Can you write out the whole listing exactly?
'''
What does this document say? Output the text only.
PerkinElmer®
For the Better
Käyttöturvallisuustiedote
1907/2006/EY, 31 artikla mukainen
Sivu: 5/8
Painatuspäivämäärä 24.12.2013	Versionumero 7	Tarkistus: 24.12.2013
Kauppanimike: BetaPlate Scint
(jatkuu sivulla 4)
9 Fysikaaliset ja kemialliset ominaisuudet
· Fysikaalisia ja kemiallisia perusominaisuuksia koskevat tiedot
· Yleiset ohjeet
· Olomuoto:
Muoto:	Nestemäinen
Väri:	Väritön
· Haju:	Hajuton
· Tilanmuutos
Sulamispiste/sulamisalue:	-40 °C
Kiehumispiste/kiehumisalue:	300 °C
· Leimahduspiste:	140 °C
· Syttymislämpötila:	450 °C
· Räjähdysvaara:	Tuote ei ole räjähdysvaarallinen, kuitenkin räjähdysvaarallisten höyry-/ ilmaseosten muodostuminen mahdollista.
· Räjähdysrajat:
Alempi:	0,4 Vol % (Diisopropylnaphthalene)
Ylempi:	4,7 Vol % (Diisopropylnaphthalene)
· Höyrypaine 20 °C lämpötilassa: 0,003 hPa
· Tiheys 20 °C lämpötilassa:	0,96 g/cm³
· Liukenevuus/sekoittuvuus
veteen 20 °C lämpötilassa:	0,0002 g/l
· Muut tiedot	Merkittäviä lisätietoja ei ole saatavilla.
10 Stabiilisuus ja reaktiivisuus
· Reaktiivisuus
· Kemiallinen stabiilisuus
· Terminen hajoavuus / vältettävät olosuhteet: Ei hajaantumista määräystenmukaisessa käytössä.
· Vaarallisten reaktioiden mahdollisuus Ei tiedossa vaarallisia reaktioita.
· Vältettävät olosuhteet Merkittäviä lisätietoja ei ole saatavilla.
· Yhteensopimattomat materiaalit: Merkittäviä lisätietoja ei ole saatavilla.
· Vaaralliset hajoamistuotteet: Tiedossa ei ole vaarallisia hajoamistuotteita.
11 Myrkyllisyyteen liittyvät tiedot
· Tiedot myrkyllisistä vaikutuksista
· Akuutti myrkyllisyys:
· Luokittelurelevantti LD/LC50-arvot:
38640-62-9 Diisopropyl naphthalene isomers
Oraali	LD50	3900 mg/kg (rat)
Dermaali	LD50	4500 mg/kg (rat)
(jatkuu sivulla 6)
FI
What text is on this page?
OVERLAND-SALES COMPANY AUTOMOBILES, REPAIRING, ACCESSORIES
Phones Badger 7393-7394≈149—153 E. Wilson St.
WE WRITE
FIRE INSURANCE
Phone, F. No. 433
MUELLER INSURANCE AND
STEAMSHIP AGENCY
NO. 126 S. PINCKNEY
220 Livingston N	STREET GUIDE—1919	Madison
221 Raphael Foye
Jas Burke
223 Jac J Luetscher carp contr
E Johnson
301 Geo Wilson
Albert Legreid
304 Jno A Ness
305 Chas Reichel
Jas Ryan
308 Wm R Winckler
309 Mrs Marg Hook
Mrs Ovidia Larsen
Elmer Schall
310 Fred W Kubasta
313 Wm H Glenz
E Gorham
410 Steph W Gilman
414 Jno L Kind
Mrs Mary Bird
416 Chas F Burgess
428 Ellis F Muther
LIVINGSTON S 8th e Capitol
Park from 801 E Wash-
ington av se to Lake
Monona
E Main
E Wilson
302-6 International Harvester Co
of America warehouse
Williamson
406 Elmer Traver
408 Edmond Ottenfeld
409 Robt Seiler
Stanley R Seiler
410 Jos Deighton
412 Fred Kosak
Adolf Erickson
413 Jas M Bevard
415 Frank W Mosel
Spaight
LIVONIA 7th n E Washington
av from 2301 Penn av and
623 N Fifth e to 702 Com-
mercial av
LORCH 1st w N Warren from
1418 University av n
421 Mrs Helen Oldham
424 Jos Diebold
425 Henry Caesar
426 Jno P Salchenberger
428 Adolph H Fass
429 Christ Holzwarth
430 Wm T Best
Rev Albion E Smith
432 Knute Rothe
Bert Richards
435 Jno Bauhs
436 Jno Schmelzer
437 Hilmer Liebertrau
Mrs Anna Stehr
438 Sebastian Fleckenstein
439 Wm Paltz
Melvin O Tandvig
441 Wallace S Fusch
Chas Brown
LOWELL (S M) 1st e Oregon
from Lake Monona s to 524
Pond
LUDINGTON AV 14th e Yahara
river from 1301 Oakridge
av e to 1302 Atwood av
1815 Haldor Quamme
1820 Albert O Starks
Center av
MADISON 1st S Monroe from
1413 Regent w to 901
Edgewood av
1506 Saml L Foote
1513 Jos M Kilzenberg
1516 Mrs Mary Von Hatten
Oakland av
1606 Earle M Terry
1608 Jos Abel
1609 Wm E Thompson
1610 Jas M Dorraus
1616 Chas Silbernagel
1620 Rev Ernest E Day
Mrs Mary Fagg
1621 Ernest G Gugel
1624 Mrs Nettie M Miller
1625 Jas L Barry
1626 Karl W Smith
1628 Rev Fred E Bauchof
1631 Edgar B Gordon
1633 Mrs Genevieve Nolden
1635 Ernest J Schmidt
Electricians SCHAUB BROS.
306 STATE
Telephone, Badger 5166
'''
RESULT OF THE EXERCISE –
What does this document say? Output the text only.
PerkinElmer®
For the Better
Käyttöturvallisuustiedote
1907/2006/EY, 31 artikla mukainen
Sivu: 5/8
Painatuspäivämäärä 24.12.2013	Versionumero 7	Tarkistus: 24.12.2013
Kauppanimike: BetaPlate Scint
(jatkuu sivulla 4)
9 Fysikaaliset ja kemialliset ominaisuudet
· Fysikaalisia ja kemiallisia perusominaisuuksia koskevat tiedot
· Yleiset ohjeet
· Olomuoto:
Muoto:	Nestemäinen
Väri:	Väritön
· Haju:	Hajuton
· Tilanmuutos
Sulamispiste/sulamisalue:	-40 °C
Kiehumispiste/kiehumisalue:	300 °C
· Leimahduspiste:	140 °C
· Syttymislämpötila:	450 °C
· Räjähdysvaara:	Tuote ei ole räjähdysvaarallinen, kuitenkin räjähdysvaarallisten höyry-/ ilmaseosten muodostuminen mahdollista.
· Räjähdysrajat:
Alempi:	0,4 Vol % (Diisopropylnaphthalene)
Ylempi:	4,7 Vol % (Diisopropylnaphthalene)
· Höyrypaine 20 °C lämpötilassa: 0,003 hPa
· Tiheys 20 °C lämpötilassa:	0,96 g/cm³
· Liukenevuus/sekoittuvuus
veteen 20 °C lämpötilassa:	0,0002 g/l
· Muut tiedot	Merkittäviä lisätietoja ei ole saatavilla.
10 Stabiilisuus ja reaktiivisuus
· Reaktiivisuus
· Kemiallinen stabiilisuus
· Terminen hajoavuus / vältettävät olosuhteet: Ei hajaantumista määräystenmukaisessa käytössä.
· Vaarallisten reaktioiden mahdollisuus Ei tiedossa vaarallisia reaktioita.
· Vältettävät olosuhteet Merkittäviä lisätietoja ei ole saatavilla.
· Yhteensopimattomat materiaalit: Merkittäviä lisätietoja ei ole saatavilla.
· Vaaralliset hajoamistuotteet: Tiedossa ei ole vaarallisia hajoamistuotteita.
11 Myrkyllisyyteen liittyvät tiedot
· Tiedot myrkyllisistä vaikutuksista
· Akuutti myrkyllisyys:
· Luokittelurelevantti LD/LC50-arvot:
38640-62-9 Diisopropyl naphthalene isomers
Oraali	LD50	3900 mg/kg (rat)
Dermaali	LD50	4500 mg/kg (rat)
(jatkuu sivulla 6)
FI
What text is on this page?
OVERLAND-SALES COMPANY AUTOMOBILES, REPAIRING, ACCESSORIES
Phones Badger 7393-7394≈149—153 E. Wilson St.
WE WRITE
FIRE INSURANCE
Phone, F. No. 433
MUELLER INSURANCE AND
STEAMSHIP AGENCY
NO. 126 S. PINCKNEY
220 Livingston N	STREET GUIDE—1919	Madison
221 Raphael Foye
Jas Burke
223 Jac J Luetscher carp contr
E Johnson
301 Geo Wilson
Albert Legreid
304 Jno A Ness
305 Chas Reichel
Jas Ryan
308 Wm R Winckler
309 Mrs Marg Hook
Mrs Ovidia Larsen
Elmer Schall
310 Fred W Kubasta
313 Wm H Glenz
E Gorham
410 Steph W Gilman
414 Jno L Kind
Mrs Mary Bird
416 Chas F Burgess
428 Ellis F Muther
LIVINGSTON S 8th e Capitol
Park from 801 E Wash-
ington av se to Lake
Monona
E Main
E Wilson
302-6 International Harvester Co
of America warehouse
Williamson
406 Elmer Traver
408 Edmond Ottenfeld
409 Robt Seiler
Stanley R Seiler
410 Jos Deighton
412 Fred Kosak
Adolf Erickson
413 Jas M Bevard
415 Frank W Mosel
Spaight
LIVONIA 7th n E Washington
av from 2301 Penn av and
623 N Fifth e to 702 Com-
mercial av
LORCH 1st w N Warren from
1418 University av n
421 Mrs Helen Oldham
424 Jos Diebold
425 Henry Caesar
426 Jno P Salchenberger
428 Adolph H Fass
429 Christ Holzwarth
430 Wm T Best
Rev Albion E Smith
432 Knute Rothe
Bert Richards
435 Jno Bauhs
436 Jno Schmelzer
437 Hilmer Liebertrau
Mrs Anna Stehr
438 Sebastian Fleckenstein
439 Wm Paltz
Melvin O Tandvig
441 Wallace S Fusch
Chas Brown
LOWELL (S M) 1st e Oregon
from Lake Monona s to 524
Pond
LUDINGTON AV 14th e Yahara
river from 1301 Oakridge
av e to 1302 Atwood av
1815 Haldor Quamme
1820 Albert O Starks
Center av
MADISON 1st S Monroe from
1413 Regent w to 901
Edgewood av
1506 Saml L Foote
1513 Jos M Kilzenberg
1516 Mrs Mary Von Hatten
Oakland av
1606 Earle M Terry
1608 Jos Abel
1609 Wm E Thompson
1610 Jas M Dorraus
1616 Chas Silbernagel
1620 Rev Ernest E Day
Mrs Mary Fagg
1621 Ernest G Gugel
1624 Mrs Nettie M Miller
1625 Jas L Barry
1626 Karl W Smith
1628 Rev Fred E Bauchof
1631 Edgar B Gordon
1633 Mrs Genevieve Nolden
1635 Ernest J Schmidt
Electricians SCHAUB BROS.
306 STATE
Telephone, Badger 5166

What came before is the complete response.